A publication of Brunico Communications Ltd.

Mike Mills

For Mike Mills, a subversive take on work, life and existence itself has made for a diverse spread of work spanning way beyond commercials into music videos, short film and graphic design.

Working out of Los Angeles' The Directors Bureau, Mills' creative portfolio, be it film- or graphics-based, shares a similar bent. Mills gleaned his education at two top-notch institutions: Cooper Union in New York and the mean streets of Santa Barbara from a skate's-eye view.

"I'm not sure where I learned more. Skating is where I first got introduced to people that are the same kind of people I admire now: interesting but non-conformist artists who don't fit into any modes," says Mills, guessing that his roots in skate graphics schooled him not only in creative visuals, but in dealing with clients, subjects or themes.

Mills pioneered the "Everybody in..." Gap aesthetic blending spry hipsters and tailor-made musical selections, and has directed spots for VW, MasterCard, Adidas as well as Nike, including many from the springy "Boing" campaign. His videos for Air defined the French smoothies' graphic identity while others, like "Temperamental" for Everything But The Girl amp up the song with hyper-real emotional and narrative significance. Shot in The Bureau's regular casting facility, the video portrays the heartbreak of one girl hoping to break into show biz, with directors Roman Coppola and Michael Patrick Jann making cameos as Hollywood archetypes.
---*---
== DIRECTIONS ==
1. Quote the Mike Mills profile word for word, from "For Mike Mills, a" to "a skate's-eye view.".
2. Continue the Mike Mills profile from its last sentence.
The data that comes next is separate material, unrelated to the Mike Mills profile.

== DATA BLOCK ==
---*---
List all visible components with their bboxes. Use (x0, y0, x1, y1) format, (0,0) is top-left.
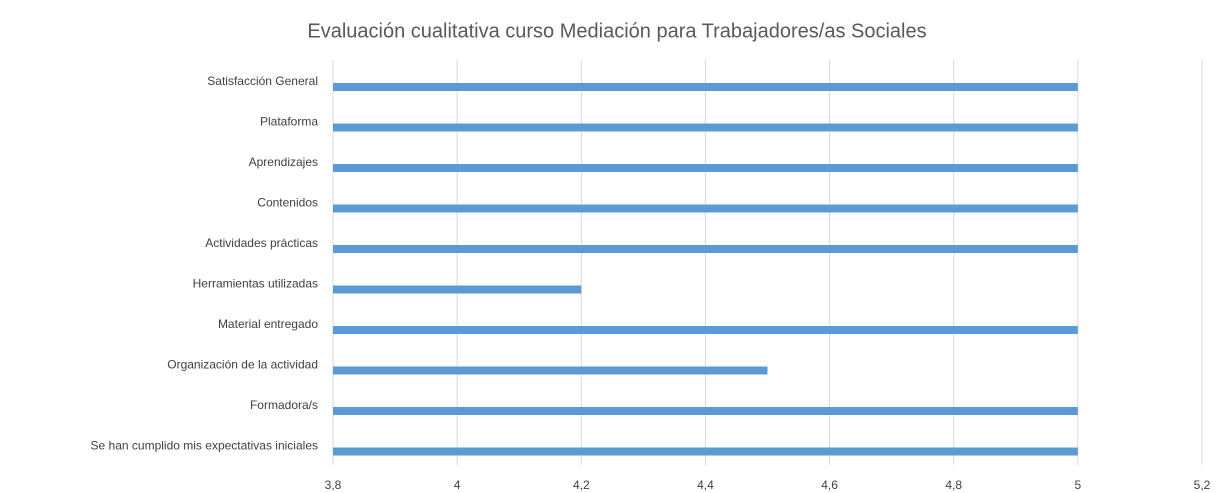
---*---
== WRITTEN ANSWERS ==
1.
For Mike Mills, a subversive take on work, life and existence itself has made for a diverse spread of work spanning way beyond commercials into music videos, short film and graphic design.

Working out of Los Angeles' The Directors Bureau, Mills' creative portfolio, be it film- or graphics-based, shares a similar bent. Mills gleaned his education at two top-notch institutions: Cooper Union in New York and the mean streets of Santa Barbara from a skate's-eye view.

2.
Short films like Paperboys and The Architecture of Reassurance troll Mills' own youth in the Southern California sprawl and the disjuncture between characters and their environments. "For me, Santa Barbara was a bright, sunny, perfect place I didn't fit into, that I rebelled against and made me feel sad. A lot of my work is about people who are supposed to be happy but aren't," he says.

His graphic design work, ranging from simple photography to complex ideas conveyed with simple line and color has graced album covers for Sonic Youth, The Jon Spencer Blues Explosion and the Beastie Boys, shows in Tokyo and New York's Alleged Gallery as well as his superb "Visual Sampler," released in a 12" package by Mo Wax records.

"A lot of my stuff has an attention to flatness and staticness, which comes from the graphic influence," he says. "Especially in ads, people come and want that style: awkward framing and timing, lots of shots with quietness. That has become a little bit too much of a style for me so I'm eagerly trying to avoid that. I've gotta morph my instincts."

Turning his attention to subverting his own aesthetic seems to work for Mills. His first Gap campaign, more musical than visual was one of his self-morphing endeavors.

"The way I like to do ads is to mess with whatever expectations people have for the ad, the product or me," says Mills. "I like stuff that has a subtle sense of humor, that isn't playing into mainstream ideas of what is funny or good-looking. I'm interested in having content that's related to comedy or a humor sense but not of one visual style."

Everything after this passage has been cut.